[Records excerpted from a collection]
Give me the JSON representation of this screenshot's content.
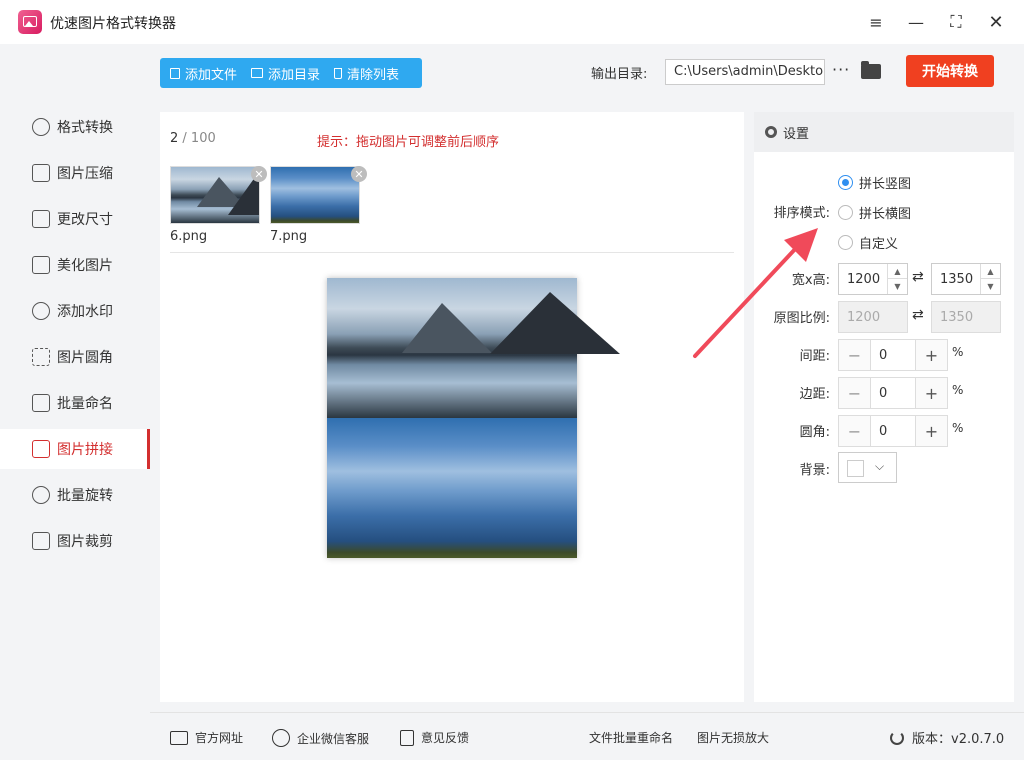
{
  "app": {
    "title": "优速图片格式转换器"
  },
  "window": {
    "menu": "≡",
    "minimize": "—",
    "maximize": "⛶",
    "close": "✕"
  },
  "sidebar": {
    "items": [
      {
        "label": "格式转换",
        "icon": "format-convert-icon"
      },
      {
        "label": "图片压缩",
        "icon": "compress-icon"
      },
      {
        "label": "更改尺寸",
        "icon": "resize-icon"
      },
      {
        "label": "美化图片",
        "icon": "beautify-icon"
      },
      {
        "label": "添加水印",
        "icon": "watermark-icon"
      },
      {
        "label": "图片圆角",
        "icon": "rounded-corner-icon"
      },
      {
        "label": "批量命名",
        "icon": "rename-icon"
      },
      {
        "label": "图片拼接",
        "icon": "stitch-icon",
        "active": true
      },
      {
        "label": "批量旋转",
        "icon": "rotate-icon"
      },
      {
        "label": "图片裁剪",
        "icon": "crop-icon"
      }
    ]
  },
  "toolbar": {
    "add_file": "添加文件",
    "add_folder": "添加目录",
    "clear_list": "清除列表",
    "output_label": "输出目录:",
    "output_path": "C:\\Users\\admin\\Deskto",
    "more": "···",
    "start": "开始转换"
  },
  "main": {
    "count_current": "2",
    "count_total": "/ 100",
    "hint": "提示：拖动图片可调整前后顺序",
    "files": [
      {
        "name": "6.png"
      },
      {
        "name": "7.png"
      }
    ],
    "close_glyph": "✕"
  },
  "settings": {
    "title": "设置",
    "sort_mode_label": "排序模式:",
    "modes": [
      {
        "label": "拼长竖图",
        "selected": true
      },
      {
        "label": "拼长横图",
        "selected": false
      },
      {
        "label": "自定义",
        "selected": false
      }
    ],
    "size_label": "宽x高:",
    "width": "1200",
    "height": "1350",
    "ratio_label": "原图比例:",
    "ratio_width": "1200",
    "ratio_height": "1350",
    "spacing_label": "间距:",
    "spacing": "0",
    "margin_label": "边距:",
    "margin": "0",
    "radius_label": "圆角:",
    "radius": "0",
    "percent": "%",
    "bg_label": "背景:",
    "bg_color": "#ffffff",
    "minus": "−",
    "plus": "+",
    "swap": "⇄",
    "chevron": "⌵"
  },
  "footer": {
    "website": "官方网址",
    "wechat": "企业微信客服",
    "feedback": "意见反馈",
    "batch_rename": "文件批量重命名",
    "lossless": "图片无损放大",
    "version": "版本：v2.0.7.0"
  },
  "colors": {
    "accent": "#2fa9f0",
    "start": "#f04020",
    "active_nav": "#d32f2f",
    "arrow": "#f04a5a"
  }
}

[What you should do] Produce an exact copy of each line of data, skipping embedded images.

[Answer below]
Give me the JSON representation of this screenshot's content.
{
  "app": {
    "title": "优速图片格式转换器"
  },
  "window": {
    "menu": "≡",
    "minimize": "—",
    "maximize": "⛶",
    "close": "✕"
  },
  "sidebar": {
    "items": [
      {
        "label": "格式转换",
        "icon": "format-convert-icon"
      },
      {
        "label": "图片压缩",
        "icon": "compress-icon"
      },
      {
        "label": "更改尺寸",
        "icon": "resize-icon"
      },
      {
        "label": "美化图片",
        "icon": "beautify-icon"
      },
      {
        "label": "添加水印",
        "icon": "watermark-icon"
      },
      {
        "label": "图片圆角",
        "icon": "rounded-corner-icon"
      },
      {
        "label": "批量命名",
        "icon": "rename-icon"
      },
      {
        "label": "图片拼接",
        "icon": "stitch-icon",
        "active": true
      },
      {
        "label": "批量旋转",
        "icon": "rotate-icon"
      },
      {
        "label": "图片裁剪",
        "icon": "crop-icon"
      }
    ]
  },
  "toolbar": {
    "add_file": "添加文件",
    "add_folder": "添加目录",
    "clear_list": "清除列表",
    "output_label": "输出目录:",
    "output_path": "C:\\Users\\admin\\Deskto",
    "more": "···",
    "start": "开始转换"
  },
  "main": {
    "count_current": "2",
    "count_total": "/ 100",
    "hint": "提示：拖动图片可调整前后顺序",
    "files": [
      {
        "name": "6.png"
      },
      {
        "name": "7.png"
      }
    ],
    "close_glyph": "✕"
  },
  "settings": {
    "title": "设置",
    "sort_mode_label": "排序模式:",
    "modes": [
      {
        "label": "拼长竖图",
        "selected": true
      },
      {
        "label": "拼长横图",
        "selected": false
      },
      {
        "label": "自定义",
        "selected": false
      }
    ],
    "size_label": "宽x高:",
    "width": "1200",
    "height": "1350",
    "ratio_label": "原图比例:",
    "ratio_width": "1200",
    "ratio_height": "1350",
    "spacing_label": "间距:",
    "spacing": "0",
    "margin_label": "边距:",
    "margin": "0",
    "radius_label": "圆角:",
    "radius": "0",
    "percent": "%",
    "bg_label": "背景:",
    "bg_color": "#ffffff",
    "minus": "−",
    "plus": "+",
    "swap": "⇄",
    "chevron": "⌵"
  },
  "footer": {
    "website": "官方网址",
    "wechat": "企业微信客服",
    "feedback": "意见反馈",
    "batch_rename": "文件批量重命名",
    "lossless": "图片无损放大",
    "version": "版本：v2.0.7.0"
  },
  "colors": {
    "accent": "#2fa9f0",
    "start": "#f04020",
    "active_nav": "#d32f2f",
    "arrow": "#f04a5a"
  }
}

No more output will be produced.